# [What is required]
Pick out every line of the entries below where "naaryhi" occurs, and copy those lines.

# [Given information]
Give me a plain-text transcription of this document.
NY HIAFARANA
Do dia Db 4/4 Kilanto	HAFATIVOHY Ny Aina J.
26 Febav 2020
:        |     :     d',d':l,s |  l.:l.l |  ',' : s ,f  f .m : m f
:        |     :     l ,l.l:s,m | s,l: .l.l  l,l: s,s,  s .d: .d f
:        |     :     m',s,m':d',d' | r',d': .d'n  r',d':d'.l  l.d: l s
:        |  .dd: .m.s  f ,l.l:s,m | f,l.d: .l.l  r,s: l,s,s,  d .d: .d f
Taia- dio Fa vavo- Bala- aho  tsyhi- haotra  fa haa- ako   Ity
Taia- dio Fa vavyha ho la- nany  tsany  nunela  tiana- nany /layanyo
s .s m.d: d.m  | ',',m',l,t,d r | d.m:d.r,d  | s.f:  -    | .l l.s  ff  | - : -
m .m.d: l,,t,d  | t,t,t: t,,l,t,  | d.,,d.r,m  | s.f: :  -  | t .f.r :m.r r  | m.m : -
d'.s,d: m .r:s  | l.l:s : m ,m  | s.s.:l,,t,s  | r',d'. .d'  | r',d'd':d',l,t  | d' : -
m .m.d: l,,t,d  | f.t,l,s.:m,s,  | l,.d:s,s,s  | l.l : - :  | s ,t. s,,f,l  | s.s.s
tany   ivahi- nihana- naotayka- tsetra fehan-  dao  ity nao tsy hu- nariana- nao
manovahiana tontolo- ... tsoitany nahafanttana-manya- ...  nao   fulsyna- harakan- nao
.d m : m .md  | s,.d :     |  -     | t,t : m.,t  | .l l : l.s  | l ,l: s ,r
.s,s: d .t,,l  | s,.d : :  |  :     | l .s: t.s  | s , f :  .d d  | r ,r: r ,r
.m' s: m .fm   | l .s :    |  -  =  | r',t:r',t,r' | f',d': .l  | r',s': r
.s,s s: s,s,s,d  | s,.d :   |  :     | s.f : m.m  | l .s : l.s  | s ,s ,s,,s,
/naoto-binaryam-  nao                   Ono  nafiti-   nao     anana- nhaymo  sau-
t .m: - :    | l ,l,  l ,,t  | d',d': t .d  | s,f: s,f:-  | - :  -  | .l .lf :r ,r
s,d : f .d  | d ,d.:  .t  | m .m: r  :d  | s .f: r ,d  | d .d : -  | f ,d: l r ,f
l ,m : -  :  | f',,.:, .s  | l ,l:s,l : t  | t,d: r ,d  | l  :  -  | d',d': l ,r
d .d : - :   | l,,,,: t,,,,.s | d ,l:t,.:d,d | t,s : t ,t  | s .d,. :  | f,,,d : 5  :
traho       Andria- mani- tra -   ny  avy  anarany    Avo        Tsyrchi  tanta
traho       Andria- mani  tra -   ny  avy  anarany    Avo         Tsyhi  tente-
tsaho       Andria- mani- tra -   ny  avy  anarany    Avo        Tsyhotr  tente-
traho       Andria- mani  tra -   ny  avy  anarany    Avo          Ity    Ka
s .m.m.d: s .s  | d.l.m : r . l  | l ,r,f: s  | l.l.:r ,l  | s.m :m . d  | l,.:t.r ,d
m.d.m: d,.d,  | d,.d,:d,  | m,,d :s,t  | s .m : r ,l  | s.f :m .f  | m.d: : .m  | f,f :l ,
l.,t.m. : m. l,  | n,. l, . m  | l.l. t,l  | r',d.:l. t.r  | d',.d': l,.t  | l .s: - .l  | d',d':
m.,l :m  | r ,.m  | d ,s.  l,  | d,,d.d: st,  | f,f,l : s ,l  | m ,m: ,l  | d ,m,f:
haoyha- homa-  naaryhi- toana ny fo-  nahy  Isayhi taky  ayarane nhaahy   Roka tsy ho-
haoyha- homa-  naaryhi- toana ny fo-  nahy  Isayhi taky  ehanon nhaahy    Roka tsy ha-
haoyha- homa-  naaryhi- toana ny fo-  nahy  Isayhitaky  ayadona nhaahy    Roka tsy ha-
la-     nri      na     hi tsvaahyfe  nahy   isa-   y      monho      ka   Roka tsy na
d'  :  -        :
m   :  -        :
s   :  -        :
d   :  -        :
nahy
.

# [Task output]
haoyha- homa-  naaryhi- toana ny fo-  nahy  Isayhi taky  ayarane nhaahy   Roka tsy ho-
haoyha- homa-  naaryhi- toana ny fo-  nahy  Isayhi taky  ehanon nhaahy    Roka tsy ha-
haoyha- homa-  naaryhi- toana ny fo-  nahy  Isayhitaky  ayadona nhaahy    Roka tsy ha-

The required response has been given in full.